■ Written request: In the book review below, which three writers are listed as the ones now read more after the canon changed?

■ Document extract:

↓↓↓

Macroanalysis : Digital Methods and Literary History
author: | |
publisher: | University of Illinois Press |
pub date: | 04.01.2013 |
pp: | 192 |
An Impossible Number of Books: Matthew L. Jockers's "Macroanalysis"
IF YOU TOOK an English survey course when you were an undergraduate, you probably learned about the progression of literary eras. Romanticism was followed by Victorian realism, which was followed by naturalism, modernism, postmodernism, and so on. It’s a good story, this vision of literary history, one that supplies structure to an otherwise baffling amalgam of styles, themes, and idiosyncrasies developed over centuries and distributed around the globe. It might even be true. But if you were an attentive student, you probably had qualms about it. Some of your reservations may have concerned the works you’d actually read. Were Proust and Stein really doing that same, modernist thing? Doesn’t Dickens, in the right light, look an awful lot like Wordsworth? Other doubts, though, would have turned on what was absent from the syllabus.
The usual way in which to pose questions of the second sort — those about the books literary critics don’t read, rather than those they do — involves the biases of the canon. Why so many dead white men? Why not more books from the Global South? Why not more women and working-class writers? Why not more genre fiction and radical literature and everything that isn’t (or wasn’t) always shelved with capital-L Literature? Indeed, these were the pressing questions of a previous generation of literary scholarship. When it turned out that the answers on offer weren’t very good (Greatness! Importance! Tradition!), the canon changed in meaningful, if not radical, ways. Less Scott, Trollope, and Bellow, more Behn, Morrison, and Cisneros.

↑↑↑

■ Information supplied:
↓↓↓

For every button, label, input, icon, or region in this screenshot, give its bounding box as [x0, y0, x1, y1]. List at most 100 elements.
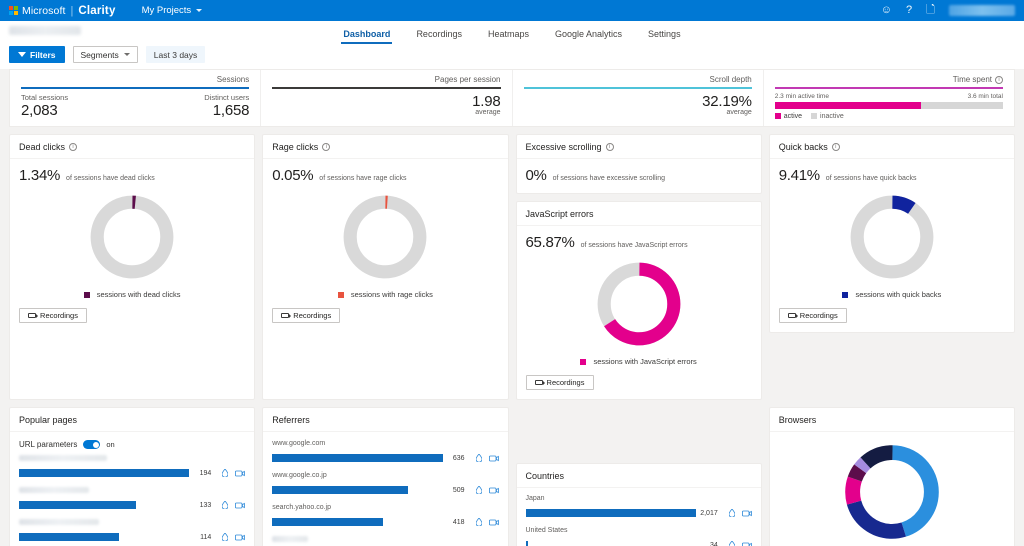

↑↑↑

■ Written answer: Behn, Morrison, and Cisneros.